Prompt
In the copy, include every entry exactly but none of the pictures.

Saved entries:
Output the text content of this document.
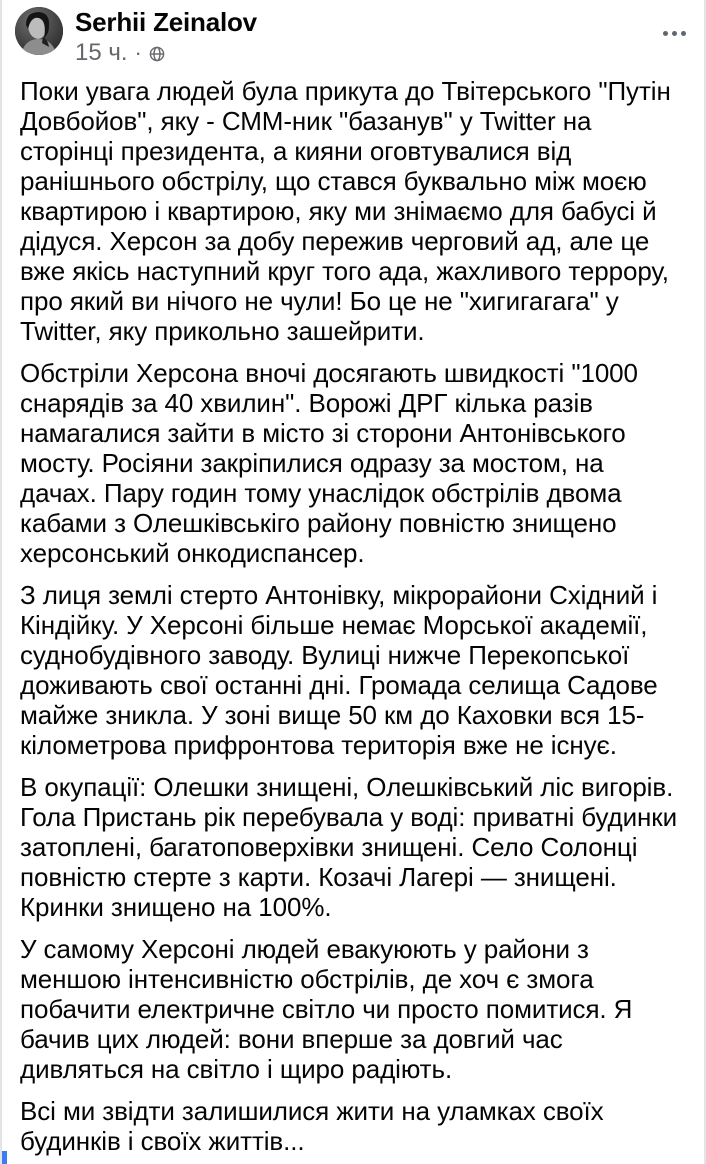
Serhii Zeinalov
15 ч. ·

Поки увага людей була прикута до Твітерського "Путін Довбойов", яку - СММ-ник "базанув" у Twitter на сторінці президента, а кияни оговтувалися від ранішнього обстрілу, що стався буквально між моєю квартирою і квартирою, яку ми знімаємо для бабусі й дідуся. Херсон за добу пережив черговий ад, але це вже якісь наступний круг того ада, жахливого террору, про який ви нічого не чули! Бо це не "хигигагага" у Twitter, яку прикольно зашейрити.

Обстріли Херсона вночі досягають швидкості "1000 снарядів за 40 хвилин". Ворожі ДРГ кілька разів намагалися зайти в місто зі сторони Антонівського мосту. Росіяни закріпилися одразу за мостом, на дачах. Пару годин тому унаслідок обстрілів двома кабами з Олешківськіго району повністю знищено херсонський онкодиспансер.

З лиця землі стерто Антонівку, мікрорайони Східний і Кіндійку. У Херсоні більше немає Морської академії, суднобудівного заводу. Вулиці нижче Перекопської доживають свої останні дні. Громада селища Садове майже зникла. У зоні вище 50 км до Каховки вся 15-кілометрова прифронтова територія вже не існує.

В окупації: Олешки знищені, Олешківський ліс вигорів. Гола Пристань рік перебувала у воді: приватні будинки затоплені, багатоповерхівки знищені. Село Солонці повністю стерте з карти. Козачі Лагері — знищені. Кринки знищено на 100%.

У самому Херсоні людей евакуюють у райони з меншою інтенсивністю обстрілів, де хоч є змога побачити електричне світло чи просто помитися. Я бачив цих людей: вони вперше за довгий час дивляться на світло і щиро радіють.

Всі ми звідти залишилися жити на уламках своїх будинків і своїх життів...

Exercise response
Output the text content of this document.
Serhii Zeinalov
15 ч. ·

Поки увага людей була прикута до Твітерського "Путін Довбойов", яку - СММ-ник "базанув" у Twitter на сторінці президента, а кияни оговтувалися від ранішнього обстрілу, що стався буквально між моєю квартирою і квартирою, яку ми знімаємо для бабусі й дідуся. Херсон за добу пережив черговий ад, але це вже якісь наступний круг того ада, жахливого террору, про який ви нічого не чули! Бо це не "хигигагага" у Twitter, яку прикольно зашейрити.

Обстріли Херсона вночі досягають швидкості "1000 снарядів за 40 хвилин". Ворожі ДРГ кілька разів намагалися зайти в місто зі сторони Антонівського мосту. Росіяни закріпилися одразу за мостом, на дачах. Пару годин тому унаслідок обстрілів двома кабами з Олешківськіго району повністю знищено херсонський онкодиспансер.

З лиця землі стерто Антонівку, мікрорайони Східний і Кіндійку. У Херсоні більше немає Морської академії, суднобудівного заводу. Вулиці нижче Перекопської доживають свої останні дні. Громада селища Садове майже зникла. У зоні вище 50 км до Каховки вся 15-кілометрова прифронтова територія вже не існує.

В окупації: Олешки знищені, Олешківський ліс вигорів. Гола Пристань рік перебувала у воді: приватні будинки затоплені, багатоповерхівки знищені. Село Солонці повністю стерте з карти. Козачі Лагері — знищені. Кринки знищено на 100%.

У самому Херсоні людей евакуюють у райони з меншою інтенсивністю обстрілів, де хоч є змога побачити електричне світло чи просто помитися. Я бачив цих людей: вони вперше за довгий час дивляться на світло і щиро радіють.

Всі ми звідти залишилися жити на уламках своїх будинків і своїх життів...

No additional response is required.